*What is needed*
Give only the number of lines in the listing below where the string "Bare" occurs.

*Material for this exercise*
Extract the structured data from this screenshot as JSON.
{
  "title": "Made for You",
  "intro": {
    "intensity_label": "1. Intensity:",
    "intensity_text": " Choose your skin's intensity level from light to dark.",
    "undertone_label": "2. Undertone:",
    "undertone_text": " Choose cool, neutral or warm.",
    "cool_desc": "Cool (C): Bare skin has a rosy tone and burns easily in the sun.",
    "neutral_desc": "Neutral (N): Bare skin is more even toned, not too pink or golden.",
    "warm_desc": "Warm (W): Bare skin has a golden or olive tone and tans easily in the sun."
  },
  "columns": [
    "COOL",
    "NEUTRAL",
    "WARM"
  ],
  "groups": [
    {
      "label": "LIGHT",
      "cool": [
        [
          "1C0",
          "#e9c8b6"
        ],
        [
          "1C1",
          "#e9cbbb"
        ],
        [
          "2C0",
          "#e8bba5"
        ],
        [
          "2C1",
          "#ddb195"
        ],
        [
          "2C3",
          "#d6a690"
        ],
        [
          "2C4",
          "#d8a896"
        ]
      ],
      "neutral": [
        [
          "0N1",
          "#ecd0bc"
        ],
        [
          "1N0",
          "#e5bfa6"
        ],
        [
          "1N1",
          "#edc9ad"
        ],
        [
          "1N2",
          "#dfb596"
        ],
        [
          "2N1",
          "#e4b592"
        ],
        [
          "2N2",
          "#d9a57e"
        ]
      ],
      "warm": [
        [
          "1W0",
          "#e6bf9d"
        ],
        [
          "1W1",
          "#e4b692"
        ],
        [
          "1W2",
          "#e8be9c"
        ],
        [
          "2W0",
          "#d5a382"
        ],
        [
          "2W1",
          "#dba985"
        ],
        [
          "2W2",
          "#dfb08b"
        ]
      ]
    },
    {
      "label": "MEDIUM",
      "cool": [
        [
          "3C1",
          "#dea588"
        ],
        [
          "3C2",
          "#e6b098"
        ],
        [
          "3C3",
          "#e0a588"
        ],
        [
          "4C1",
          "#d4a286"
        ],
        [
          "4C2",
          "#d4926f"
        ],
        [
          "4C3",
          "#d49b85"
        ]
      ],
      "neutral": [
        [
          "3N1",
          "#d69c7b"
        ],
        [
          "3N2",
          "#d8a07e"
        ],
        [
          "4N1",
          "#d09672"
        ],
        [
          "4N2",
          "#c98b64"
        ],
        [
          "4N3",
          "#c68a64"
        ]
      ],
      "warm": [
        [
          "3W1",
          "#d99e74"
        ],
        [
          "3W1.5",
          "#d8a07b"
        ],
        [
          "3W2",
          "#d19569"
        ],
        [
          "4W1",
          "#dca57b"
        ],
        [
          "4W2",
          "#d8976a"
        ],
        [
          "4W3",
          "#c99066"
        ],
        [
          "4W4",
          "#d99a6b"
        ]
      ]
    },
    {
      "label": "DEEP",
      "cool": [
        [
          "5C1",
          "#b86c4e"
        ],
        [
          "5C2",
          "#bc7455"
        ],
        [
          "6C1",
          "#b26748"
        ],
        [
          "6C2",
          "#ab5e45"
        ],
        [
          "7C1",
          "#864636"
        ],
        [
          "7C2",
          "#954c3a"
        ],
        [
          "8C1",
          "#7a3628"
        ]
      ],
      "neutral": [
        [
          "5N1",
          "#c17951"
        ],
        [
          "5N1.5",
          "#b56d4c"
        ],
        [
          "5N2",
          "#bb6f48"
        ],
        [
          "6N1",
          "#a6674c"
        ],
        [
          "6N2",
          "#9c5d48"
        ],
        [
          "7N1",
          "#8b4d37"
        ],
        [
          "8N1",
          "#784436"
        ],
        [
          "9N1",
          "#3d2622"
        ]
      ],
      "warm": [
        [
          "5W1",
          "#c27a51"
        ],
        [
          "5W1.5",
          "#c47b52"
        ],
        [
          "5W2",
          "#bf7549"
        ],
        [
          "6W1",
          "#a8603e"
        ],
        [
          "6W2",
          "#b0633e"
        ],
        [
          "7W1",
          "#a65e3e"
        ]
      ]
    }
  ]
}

*Worked solution*
3